TUGAS LATIHAN.
1 - Menurut teks tentang kader GP Ansor, apa saja dua orientasi yang minimal harus dimiliki kader?
2 - Lanjutkan teks tentang kader GP Ansor mulai dari titik terakhirnya.

DOKUMEN SUMBER.
··········
Ada banyak wawasan yang perlu dimiliki oleh kader Ansor. Seorang kader diharapkan memiliki wawasan dasar yang meliputi kemampuan menganalisa perkembangan sosial, politik dan ekonomi. Memiliki kemampuan mengartikulasikan perkembangan situasi sosial politik. Ini penting agar kader mampu mengambil posisi strategis dan jauh dari benturan kepentingan di antara kekuatan kapitalisme global. Mampu melakukan analisa historis dan sosiologis terhadap perkembangan Aswaja, kesadaran kosmologis NU, dan analisa filosofis terhadap epistemologi serta proses pembentukan ideologi.

Dan kader yang dibutuhkan muntlak memiliki kecakapan teknis. Kecakapan teknis yang dimaksud antara lain menguasai dasar perjuangan NU. Memiliki kemampuan melakukan analisa terhadap situasi dan memiliki kemampuan menggerakkan organisasi dan massa.

Pada dasarnya kader GP Ansor adalah kelompok aktivis-intelektual NU yang mengemban tugas serta bertanggung jawab atas kontribusi organisasi terhadap kebijakan publik yang menyangkut pengembangan pemuda. Segmentasi pengembangan pemuda sebenarnya memberikan ranah yang jelas terhadap komprehensifitas GP Ansor pada setiap ritme gerakannya. Ritme GP Ansor yang dinamis memberikan peluang seluas-luasnya untuk mengakomodasi setiap matra kehendak yang harus disalurkan pada model-model kegiatan yang bersifat kontributif langsung terhadap kebutuhan GP Ansor.

Lantas bagaimana seharusnya figur kader GP Ansor? Kader tidak lain adalah kader yang dibutuhkan NU. Menyadarai bahwa NU sebenarnya membutuhkan banyak sekali kader maka spesifikasi kader harus diketengahkan ke arah mana kader GP Ansor bisa memberikan kontribusinya kepada NU. Di sini kader GP Ansor muntlak memiliki minimal dua orientasi, struktural dan keahlian. Struktural berarti kader dipersiapkan untuk menyongsong estafet kepemimpinan NU di semua tingkatannya.
··········
[Catatan batas baris]
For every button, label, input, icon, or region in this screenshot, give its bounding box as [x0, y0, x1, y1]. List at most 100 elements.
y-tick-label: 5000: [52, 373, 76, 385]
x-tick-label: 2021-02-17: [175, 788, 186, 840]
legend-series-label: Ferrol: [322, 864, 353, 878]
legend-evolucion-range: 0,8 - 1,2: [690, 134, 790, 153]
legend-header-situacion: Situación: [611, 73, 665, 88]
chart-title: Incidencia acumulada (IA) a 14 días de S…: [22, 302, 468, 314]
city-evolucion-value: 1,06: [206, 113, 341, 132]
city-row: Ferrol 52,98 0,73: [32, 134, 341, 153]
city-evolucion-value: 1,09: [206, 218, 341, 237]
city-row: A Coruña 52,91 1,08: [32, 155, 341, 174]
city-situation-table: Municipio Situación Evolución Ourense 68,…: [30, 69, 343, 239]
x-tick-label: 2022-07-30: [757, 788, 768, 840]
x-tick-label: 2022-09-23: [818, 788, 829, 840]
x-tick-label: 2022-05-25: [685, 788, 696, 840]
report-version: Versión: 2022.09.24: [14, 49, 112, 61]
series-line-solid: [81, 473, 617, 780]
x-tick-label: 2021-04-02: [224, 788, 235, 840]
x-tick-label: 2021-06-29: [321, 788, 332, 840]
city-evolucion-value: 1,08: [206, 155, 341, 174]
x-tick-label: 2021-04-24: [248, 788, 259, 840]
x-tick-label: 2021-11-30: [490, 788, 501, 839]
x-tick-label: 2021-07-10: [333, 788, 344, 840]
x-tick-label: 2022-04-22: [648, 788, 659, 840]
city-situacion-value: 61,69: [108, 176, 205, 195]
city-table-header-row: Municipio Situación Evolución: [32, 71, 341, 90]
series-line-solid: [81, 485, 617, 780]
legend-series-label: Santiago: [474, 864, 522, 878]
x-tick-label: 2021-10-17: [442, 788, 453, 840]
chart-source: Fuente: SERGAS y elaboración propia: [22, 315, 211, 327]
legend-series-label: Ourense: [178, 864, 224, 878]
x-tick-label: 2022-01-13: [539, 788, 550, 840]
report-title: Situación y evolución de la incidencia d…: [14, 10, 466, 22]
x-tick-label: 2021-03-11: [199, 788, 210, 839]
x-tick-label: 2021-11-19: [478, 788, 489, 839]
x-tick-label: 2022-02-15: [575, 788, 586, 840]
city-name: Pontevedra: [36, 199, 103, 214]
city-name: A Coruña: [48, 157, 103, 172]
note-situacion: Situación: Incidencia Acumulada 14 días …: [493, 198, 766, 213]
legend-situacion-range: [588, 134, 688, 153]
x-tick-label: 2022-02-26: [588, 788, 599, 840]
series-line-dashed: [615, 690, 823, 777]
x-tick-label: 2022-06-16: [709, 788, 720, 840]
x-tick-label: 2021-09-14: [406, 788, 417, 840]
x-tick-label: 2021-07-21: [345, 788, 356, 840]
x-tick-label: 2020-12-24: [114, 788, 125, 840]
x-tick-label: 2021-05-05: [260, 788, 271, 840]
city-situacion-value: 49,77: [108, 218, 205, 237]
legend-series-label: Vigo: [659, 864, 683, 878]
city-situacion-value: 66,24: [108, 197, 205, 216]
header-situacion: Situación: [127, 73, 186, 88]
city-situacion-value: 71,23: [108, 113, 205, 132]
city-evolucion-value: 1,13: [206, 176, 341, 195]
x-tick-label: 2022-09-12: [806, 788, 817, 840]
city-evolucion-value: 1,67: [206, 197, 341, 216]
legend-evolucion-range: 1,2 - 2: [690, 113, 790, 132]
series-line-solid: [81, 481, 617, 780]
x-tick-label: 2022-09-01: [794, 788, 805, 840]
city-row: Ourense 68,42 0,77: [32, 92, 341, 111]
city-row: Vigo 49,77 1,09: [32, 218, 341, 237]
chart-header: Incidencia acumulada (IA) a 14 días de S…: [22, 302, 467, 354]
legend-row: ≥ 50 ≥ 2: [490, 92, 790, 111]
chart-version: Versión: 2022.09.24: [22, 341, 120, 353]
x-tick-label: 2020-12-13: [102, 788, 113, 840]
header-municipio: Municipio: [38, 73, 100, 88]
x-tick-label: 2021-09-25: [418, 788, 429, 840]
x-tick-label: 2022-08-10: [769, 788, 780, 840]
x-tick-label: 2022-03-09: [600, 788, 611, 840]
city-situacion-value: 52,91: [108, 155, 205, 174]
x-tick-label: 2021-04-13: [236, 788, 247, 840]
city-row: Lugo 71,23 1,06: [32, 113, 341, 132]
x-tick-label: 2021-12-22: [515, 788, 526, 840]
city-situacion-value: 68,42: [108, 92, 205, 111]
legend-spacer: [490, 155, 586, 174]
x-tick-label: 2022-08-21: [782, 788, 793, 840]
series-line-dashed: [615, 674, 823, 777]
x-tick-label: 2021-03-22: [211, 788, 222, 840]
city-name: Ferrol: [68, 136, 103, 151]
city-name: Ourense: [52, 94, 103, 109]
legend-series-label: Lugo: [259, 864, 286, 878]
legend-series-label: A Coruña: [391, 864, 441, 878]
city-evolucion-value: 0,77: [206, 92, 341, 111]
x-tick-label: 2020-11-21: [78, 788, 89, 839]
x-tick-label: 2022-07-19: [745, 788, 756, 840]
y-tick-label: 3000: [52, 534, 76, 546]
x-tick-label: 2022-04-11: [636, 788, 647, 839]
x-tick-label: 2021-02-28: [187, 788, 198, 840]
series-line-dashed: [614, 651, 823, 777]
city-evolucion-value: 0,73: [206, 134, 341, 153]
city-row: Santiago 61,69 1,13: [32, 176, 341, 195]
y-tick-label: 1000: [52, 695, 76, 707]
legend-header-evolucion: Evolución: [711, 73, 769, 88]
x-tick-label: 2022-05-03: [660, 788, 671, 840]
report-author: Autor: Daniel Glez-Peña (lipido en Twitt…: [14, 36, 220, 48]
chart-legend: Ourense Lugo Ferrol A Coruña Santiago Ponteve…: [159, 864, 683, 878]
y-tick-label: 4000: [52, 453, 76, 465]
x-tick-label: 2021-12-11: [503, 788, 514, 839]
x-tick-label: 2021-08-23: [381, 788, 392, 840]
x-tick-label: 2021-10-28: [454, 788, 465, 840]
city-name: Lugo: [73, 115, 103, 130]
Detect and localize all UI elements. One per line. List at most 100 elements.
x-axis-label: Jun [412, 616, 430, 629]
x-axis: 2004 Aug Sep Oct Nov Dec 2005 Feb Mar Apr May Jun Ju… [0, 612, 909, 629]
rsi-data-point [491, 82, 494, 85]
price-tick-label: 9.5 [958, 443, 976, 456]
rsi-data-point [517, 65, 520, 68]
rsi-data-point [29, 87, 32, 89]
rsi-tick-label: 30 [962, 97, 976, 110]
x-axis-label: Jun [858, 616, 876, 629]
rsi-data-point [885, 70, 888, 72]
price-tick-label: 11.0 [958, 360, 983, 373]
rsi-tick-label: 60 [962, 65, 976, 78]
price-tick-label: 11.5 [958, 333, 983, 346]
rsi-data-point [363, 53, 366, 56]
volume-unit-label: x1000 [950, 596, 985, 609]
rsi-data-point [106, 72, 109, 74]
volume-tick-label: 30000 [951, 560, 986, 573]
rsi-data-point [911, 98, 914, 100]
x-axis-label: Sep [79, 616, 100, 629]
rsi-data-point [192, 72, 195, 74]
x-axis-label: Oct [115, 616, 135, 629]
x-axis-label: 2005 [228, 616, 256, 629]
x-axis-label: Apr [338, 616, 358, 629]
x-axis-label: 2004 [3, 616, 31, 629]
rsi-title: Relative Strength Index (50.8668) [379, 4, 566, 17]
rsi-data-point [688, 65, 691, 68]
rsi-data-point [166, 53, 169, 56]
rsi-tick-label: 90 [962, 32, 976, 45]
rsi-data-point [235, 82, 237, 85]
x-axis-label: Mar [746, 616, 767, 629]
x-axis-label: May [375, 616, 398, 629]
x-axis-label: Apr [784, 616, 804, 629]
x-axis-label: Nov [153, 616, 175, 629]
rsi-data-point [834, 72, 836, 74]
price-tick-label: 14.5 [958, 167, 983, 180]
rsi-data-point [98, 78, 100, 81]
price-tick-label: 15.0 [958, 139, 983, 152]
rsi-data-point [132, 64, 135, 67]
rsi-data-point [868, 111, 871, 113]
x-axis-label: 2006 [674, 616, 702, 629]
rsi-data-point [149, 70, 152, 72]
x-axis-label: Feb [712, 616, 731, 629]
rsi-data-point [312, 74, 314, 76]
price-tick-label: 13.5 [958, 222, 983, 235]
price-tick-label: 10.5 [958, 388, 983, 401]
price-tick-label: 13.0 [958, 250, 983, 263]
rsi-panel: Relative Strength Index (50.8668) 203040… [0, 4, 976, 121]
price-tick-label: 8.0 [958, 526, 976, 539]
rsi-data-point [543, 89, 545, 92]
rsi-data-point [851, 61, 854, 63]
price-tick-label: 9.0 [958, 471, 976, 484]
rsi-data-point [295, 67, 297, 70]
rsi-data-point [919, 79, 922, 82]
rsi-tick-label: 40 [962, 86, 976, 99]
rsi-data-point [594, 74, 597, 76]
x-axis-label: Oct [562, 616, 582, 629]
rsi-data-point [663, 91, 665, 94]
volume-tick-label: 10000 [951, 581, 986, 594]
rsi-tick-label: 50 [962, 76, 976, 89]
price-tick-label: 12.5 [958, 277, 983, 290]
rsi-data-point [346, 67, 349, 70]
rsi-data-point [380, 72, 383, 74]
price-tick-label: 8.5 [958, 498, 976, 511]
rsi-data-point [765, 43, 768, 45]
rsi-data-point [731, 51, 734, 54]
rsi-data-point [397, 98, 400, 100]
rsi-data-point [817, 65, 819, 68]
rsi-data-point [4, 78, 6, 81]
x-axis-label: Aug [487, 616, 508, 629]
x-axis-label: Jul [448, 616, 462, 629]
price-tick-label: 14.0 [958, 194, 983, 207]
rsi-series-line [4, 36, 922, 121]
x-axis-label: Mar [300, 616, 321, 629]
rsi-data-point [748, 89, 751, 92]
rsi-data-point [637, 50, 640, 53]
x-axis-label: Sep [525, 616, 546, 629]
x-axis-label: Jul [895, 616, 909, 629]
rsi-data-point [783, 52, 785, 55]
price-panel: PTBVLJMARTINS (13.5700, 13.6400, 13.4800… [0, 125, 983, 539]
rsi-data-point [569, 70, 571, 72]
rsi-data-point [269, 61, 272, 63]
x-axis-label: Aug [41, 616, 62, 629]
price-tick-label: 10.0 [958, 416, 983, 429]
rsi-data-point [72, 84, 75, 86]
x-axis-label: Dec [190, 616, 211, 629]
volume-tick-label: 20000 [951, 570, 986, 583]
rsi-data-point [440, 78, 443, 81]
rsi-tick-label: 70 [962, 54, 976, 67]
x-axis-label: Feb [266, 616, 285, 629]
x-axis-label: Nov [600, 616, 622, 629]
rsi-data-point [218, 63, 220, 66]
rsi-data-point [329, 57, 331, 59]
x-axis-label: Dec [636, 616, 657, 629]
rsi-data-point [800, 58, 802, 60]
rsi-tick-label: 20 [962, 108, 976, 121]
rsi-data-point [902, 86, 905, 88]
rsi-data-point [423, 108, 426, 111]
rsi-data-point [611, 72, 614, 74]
··········
HASIL TIAP TUGAS.
1 - Struktural dan keahlian.

2 -
Sementara orientasi keahlian berarti bahwa kader harus memiliki kecakapan yang bisa dikontribusikan langsung kepada NU, masyarakat, bangsa dan negara. Kebutuhan untuk memunculkan kader-kader yang memilki keahlian dan konsentrasi langsung dengan segmen kebutuhan NU dan masyarakat pada umumnya sangat mendesak.

GP Ansor sangat menyadari hal ini. Kita menyadari mayoritas warga NU adalah kelompok masyarakat yang berbasis pertanian, maka GP Ansor membutuhkan kader yang memiliki keahlian di bidang pertanian. Ketika NU bermaksud mengawal tanggung jawab dan program politik kebangsaan, kerakyatan dan kemaslahatannya, maka

NU membutuhkan kader politik yang bisa disuplai oleh GP Ansor. NU lahir dari rahim pemikiran dan perjuangan ulama. Maka NU pun sebenarnya membutuhkan kader ke-ulama-an yang bisa dilahirkan oleh GP Ansor. Di atas semua kebutuhan yang ada kebutuhan minimal kader GP Ansor sebanyak yang tercermin dalam struktural NU, badan otonom dan lajnahnya ketika harus dilakukan distribusi kader di dalamnya.

Semua ideal di atas harus dipertajam dengan mekaniksme kaderisasi GP Ansor secara lebih sistematis, terpadu, dan berkesinambungan sehingga mampu menghasilkan kader yang diidealkan NU sebagai organisasi induknya. Kaderisasi tidak mungkin lagi dilakukan secara kultural. Karena kaderisasi model ini berakibat terjadinya parsialitas dan disorientasi kader, tumpah tindih struktural dan stagnasi program kerja.

** Artikel ditulis oleh Munawar AM, PW GP Ansor Jawa Tengah.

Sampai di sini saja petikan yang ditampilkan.